[Items listed in a dataset]
__________________________________________________

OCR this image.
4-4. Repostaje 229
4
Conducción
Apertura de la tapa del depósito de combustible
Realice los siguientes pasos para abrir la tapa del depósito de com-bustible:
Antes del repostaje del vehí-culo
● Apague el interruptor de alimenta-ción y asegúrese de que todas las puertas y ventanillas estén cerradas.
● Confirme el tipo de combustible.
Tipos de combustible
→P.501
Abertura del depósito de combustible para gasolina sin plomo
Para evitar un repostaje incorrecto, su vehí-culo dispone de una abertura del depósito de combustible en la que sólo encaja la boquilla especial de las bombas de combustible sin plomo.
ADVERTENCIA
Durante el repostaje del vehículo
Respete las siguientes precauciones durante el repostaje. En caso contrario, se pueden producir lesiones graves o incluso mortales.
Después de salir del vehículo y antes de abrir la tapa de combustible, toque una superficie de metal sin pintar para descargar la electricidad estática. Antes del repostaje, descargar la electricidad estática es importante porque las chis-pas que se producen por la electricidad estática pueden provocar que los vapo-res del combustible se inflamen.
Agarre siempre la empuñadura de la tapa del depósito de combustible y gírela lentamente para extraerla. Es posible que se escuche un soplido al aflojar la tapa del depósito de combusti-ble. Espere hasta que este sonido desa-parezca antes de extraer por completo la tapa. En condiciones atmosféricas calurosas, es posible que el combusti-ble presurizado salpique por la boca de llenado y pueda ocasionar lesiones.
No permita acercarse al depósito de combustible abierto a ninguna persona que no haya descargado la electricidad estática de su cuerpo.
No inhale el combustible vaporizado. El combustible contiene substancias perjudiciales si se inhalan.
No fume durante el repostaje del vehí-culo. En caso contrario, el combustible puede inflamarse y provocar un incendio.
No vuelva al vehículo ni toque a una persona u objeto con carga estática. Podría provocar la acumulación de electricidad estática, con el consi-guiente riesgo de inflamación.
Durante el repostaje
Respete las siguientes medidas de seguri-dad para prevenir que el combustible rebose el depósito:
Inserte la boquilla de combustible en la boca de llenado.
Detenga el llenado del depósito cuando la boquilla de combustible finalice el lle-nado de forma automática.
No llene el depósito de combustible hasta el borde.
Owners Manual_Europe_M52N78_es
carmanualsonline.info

__________________________________________________

**What is needed:** Find the lines containing "boca" and pull them out.

**Solved exercise:**
Agarre siempre la empuñadura de la tapa del depósito de combustible y gírela lentamente para extraerla. Es posible que se escuche un soplido al aflojar la tapa del depósito de combusti-ble. Espere hasta que este sonido desa-parezca antes de extraer por completo la tapa. En condiciones atmosféricas calurosas, es posible que el combusti-ble presurizado salpique por la boca de llenado y pueda ocasionar lesiones.
Inserte la boquilla de combustible en la boca de llenado.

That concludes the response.